Stated exercise:
Within the listing below, locate all lines containing the word "phòng". Copy each one.

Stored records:
+++
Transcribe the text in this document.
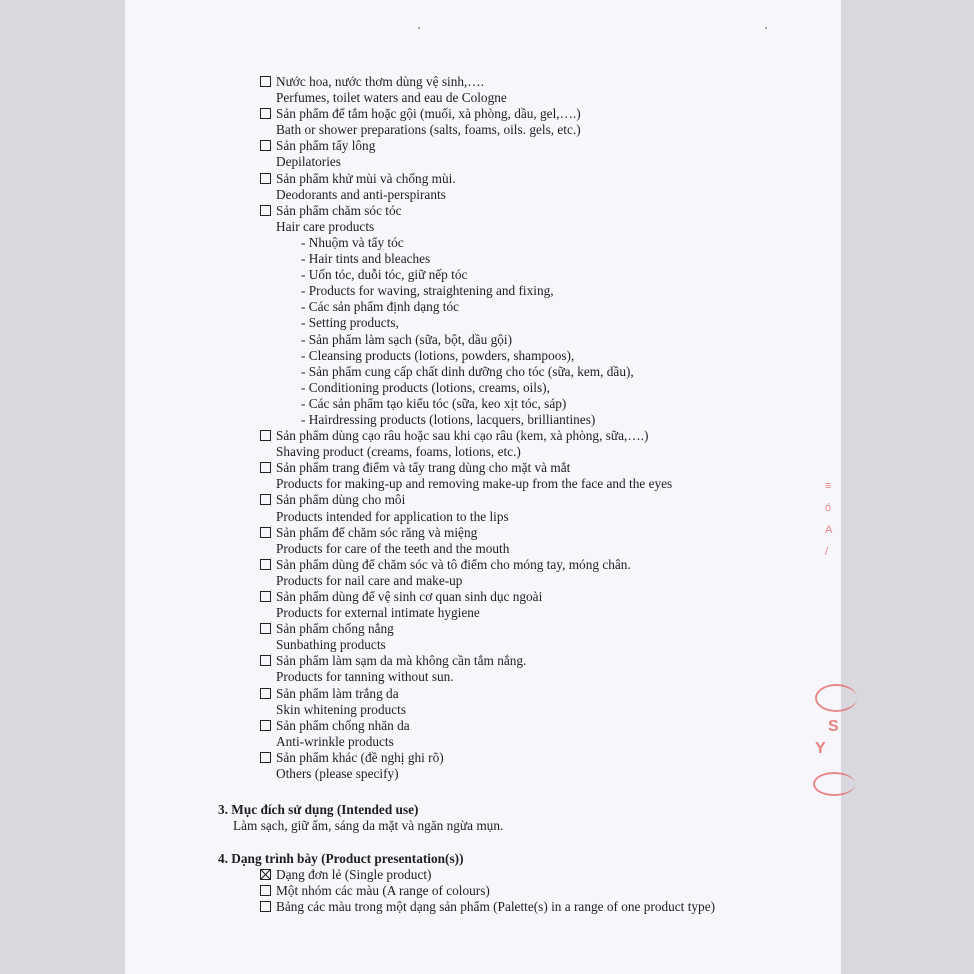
Nước hoa, nước thơm dùng vệ sinh,….
Perfumes, toilet waters and eau de Cologne
Sản phẩm để tắm hoặc gội (muối, xà phòng, dầu, gel,….)
Bath or shower preparations (salts, foams, oils. gels, etc.)
Sản phẩm tẩy lông
Depilatories
Sản phẩm khử mùi và chống mùi.
Deodorants and anti-perspirants
Sản phẩm chăm sóc tóc
Hair care products
- Nhuộm và tẩy tóc
- Hair tints and bleaches
- Uốn tóc, duỗi tóc, giữ nếp tóc
- Products for waving, straightening and fixing,
- Các sản phẩm định dạng tóc
- Setting products,
- Sản phẩm làm sạch (sữa, bột, dầu gội)
- Cleansing products (lotions, powders, shampoos),
- Sản phẩm cung cấp chất dinh dưỡng cho tóc (sữa, kem, dầu),
- Conditioning products (lotions, creams, oils),
- Các sản phẩm tạo kiểu tóc (sữa, keo xịt tóc, sáp)
- Hairdressing products (lotions, lacquers, brilliantines)
Sản phẩm dùng cạo râu hoặc sau khi cạo râu (kem, xà phòng, sữa,….)
Shaving product (creams, foams, lotions, etc.)
Sản phẩm trang điểm và tẩy trang dùng cho mặt và mắt
Products for making-up and removing make-up from the face and the eyes
Sản phẩm dùng cho môi
Products intended for application to the lips
Sản phẩm để chăm sóc răng và miệng
Products for care of the teeth and the mouth
Sản phẩm dùng để chăm sóc và tô điểm cho móng tay, móng chân.
Products for nail care and make-up
Sản phẩm dùng để vệ sinh cơ quan sinh dục ngoài
Products for external intimate hygiene
Sản phẩm chống nắng
Sunbathing products
Sản phẩm làm sạm da mà không cần tắm nắng.
Products for tanning without sun.
Sản phẩm làm trắng da
Skin whitening products
Sản phẩm chống nhăn da
Anti-wrinkle products
Sản phẩm khác (đề nghị ghi rõ)
Others (please specify)
3. Mục đích sử dụng (Intended use)
Làm sạch, giữ ẩm, sáng da mặt và ngăn ngừa mụn.
4. Dạng trình bày (Product presentation(s))
Dạng đơn lẻ (Single product)
Một nhóm các màu (A range of colours)
Bảng các màu trong một dạng sản phẩm (Palette(s) in a range of one product type)
≡
ó
A
/
S
Y
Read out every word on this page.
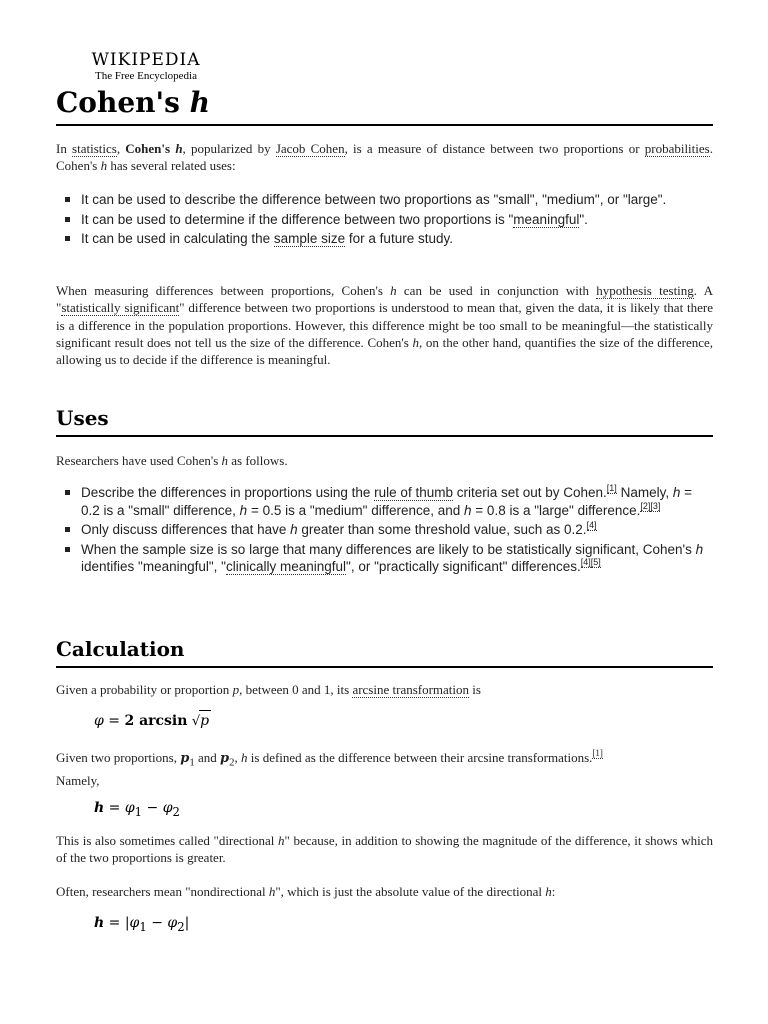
WIKIPEDIA
The Free Encyclopedia
Cohen's h

In statistics, Cohen's h, popularized by Jacob Cohen, is a measure of distance between two proportions or probabilities. Cohen's h has several related uses:

It can be used to describe the difference between two proportions as "small", "medium", or "large".
It can be used to determine if the difference between two proportions is "meaningful".
It can be used in calculating the sample size for a future study.

When measuring differences between proportions, Cohen's h can be used in conjunction with hypothesis testing. A "statistically significant" difference between two proportions is understood to mean that, given the data, it is likely that there is a difference in the population proportions. However, this difference might be too small to be meaningful—the statistically significant result does not tell us the size of the difference. Cohen's h, on the other hand, quantifies the size of the difference, allowing us to decide if the difference is meaningful.

Uses

Researchers have used Cohen's h as follows.

Describe the differences in proportions using the rule of thumb criteria set out by Cohen.[1] Namely, h = 0.2 is a "small" difference, h = 0.5 is a "medium" difference, and h = 0.8 is a "large" difference.[2][3]
Only discuss differences that have h greater than some threshold value, such as 0.2.[4]
When the sample size is so large that many differences are likely to be statistically significant, Cohen's h identifies "meaningful", "clinically meaningful", or "practically significant" differences.[4][5]
Calculation

Given a probability or proportion p, between 0 and 1, its arcsine transformation is

φ = 2 arcsin √p

Given two proportions, $p_1$ and $p_2$, h is defined as the difference between their arcsine transformations.[1]
Namely,

$h = \varphi_1 - \varphi_2$

This is also sometimes called "directional h" because, in addition to showing the magnitude of the difference, it shows which of the two proportions is greater.

Often, researchers mean "nondirectional h", which is just the absolute value of the directional h:

$h = |\varphi_1 - \varphi_2|$
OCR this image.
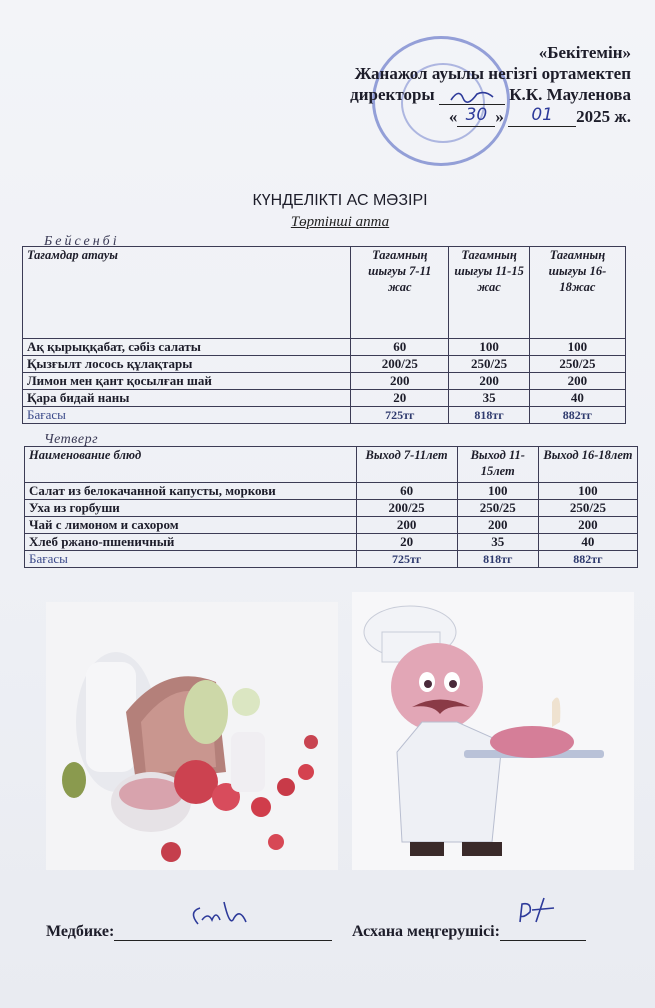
«Бекітемін»
Жанажол ауылы негізгі ортамектеп
директоры	К.К. Мауленова
« 30 » 01 2025 ж.
КҮНДЕЛІКТІ АС МӘЗІРІ
Төртінші апта
Бейсенбі
Тағамдар атауы	Тағамның шығуы 7-11 жас	Тағамның шығуы 11-15 жас	Тағамның шығуы 16-18жас
Ақ қырыққабат, сәбіз салаты	60	100	100
Қызғылт лосось құлақтары	200/25	250/25	250/25
Лимон мен қант қосылған шай	200	200	200
Қара бидай наны	20	35	40
Бағасы	725тг	818тг	882тг
Четверг
Наименование блюд	Выход 7-11лет	Выход 11-15лет	Выход 16-18лет
Салат из белокачанной капусты, моркови	60	100	100
Уха из горбуши	200/25	250/25	250/25
Чай с лимоном и сахором	200	200	200
Хлеб ржано-пшеничный	20	35	40
Бағасы	725тг	818тг	882тг
Медбике:	Асхана меңгерушісі:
+++
Exercise solution:
Sản phẩm để tắm hoặc gội (muối, xà phòng, dầu, gel,….)
Sản phẩm dùng cạo râu hoặc sau khi cạo râu (kem, xà phòng, sữa,….)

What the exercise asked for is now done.